→ **Data**
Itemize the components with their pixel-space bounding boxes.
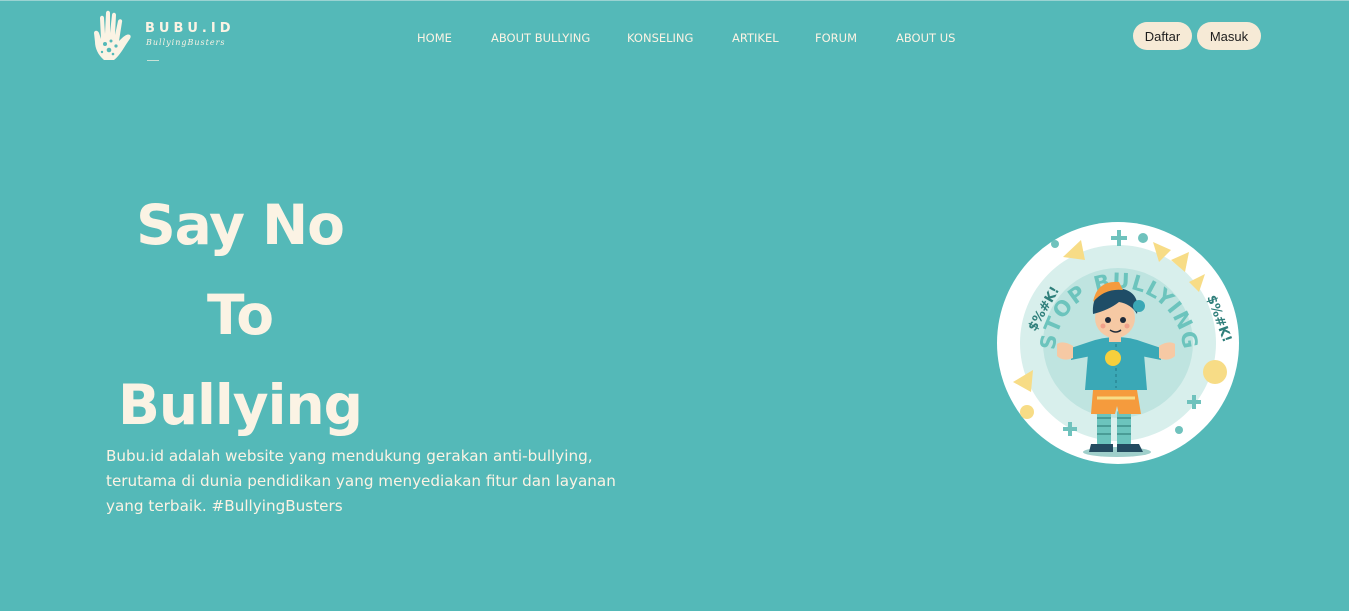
logo-underline bbox=[147, 60, 159, 61]
stop-bullying-badge-illustration: STOP BULLYING $%#K! $%#K! bbox=[997, 222, 1239, 464]
nav-item-konseling[interactable]: KONSELING bbox=[627, 31, 693, 45]
hero-title-line-1: Say No bbox=[136, 193, 345, 257]
hero-title-line-3: Bullying bbox=[117, 373, 363, 437]
register-button[interactable]: Daftar bbox=[1133, 22, 1192, 50]
login-button[interactable]: Masuk bbox=[1197, 22, 1261, 50]
nav-item-home[interactable]: HOME bbox=[417, 31, 452, 45]
top-border bbox=[0, 0, 1349, 1]
hero-title: Say No To Bullying bbox=[100, 180, 380, 450]
nav-item-artikel[interactable]: ARTIKEL bbox=[732, 31, 779, 45]
nav-item-about-us[interactable]: ABOUT US bbox=[896, 31, 955, 45]
nav-item-forum[interactable]: FORUM bbox=[815, 31, 857, 45]
hero-title-line-2: To bbox=[207, 283, 274, 347]
hero-description: Bubu.id adalah website yang mendukung ge… bbox=[106, 447, 616, 515]
nav-item-about-bullying[interactable]: ABOUT BULLYING bbox=[491, 31, 590, 45]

→ **Aim of the task**
Set down every line of the item above word for word, omitting the picture.

→ **Solution for this task**
Itemize the components with their pixel-space bounding boxes.
logo-underline bbox=[147, 60, 159, 61]
stop-bullying-badge-illustration: STOP BULLYING $%#K! $%#K! bbox=[997, 222, 1239, 464]
nav-item-konseling[interactable]: KONSELING bbox=[627, 31, 693, 45]
hero-title-line-1: Say No bbox=[136, 193, 345, 257]
hero-title-line-3: Bullying bbox=[117, 373, 363, 437]
register-button[interactable]: Daftar bbox=[1133, 22, 1192, 50]
login-button[interactable]: Masuk bbox=[1197, 22, 1261, 50]
nav-item-home[interactable]: HOME bbox=[417, 31, 452, 45]
top-border bbox=[0, 0, 1349, 1]
hero-title: Say No To Bullying bbox=[100, 180, 380, 450]
nav-item-artikel[interactable]: ARTIKEL bbox=[732, 31, 779, 45]
nav-item-about-us[interactable]: ABOUT US bbox=[896, 31, 955, 45]
nav-item-forum[interactable]: FORUM bbox=[815, 31, 857, 45]
hero-title-line-2: To bbox=[207, 283, 274, 347]
hero-description: Bubu.id adalah website yang mendukung ge… bbox=[106, 447, 616, 515]
nav-item-about-bullying[interactable]: ABOUT BULLYING bbox=[491, 31, 590, 45]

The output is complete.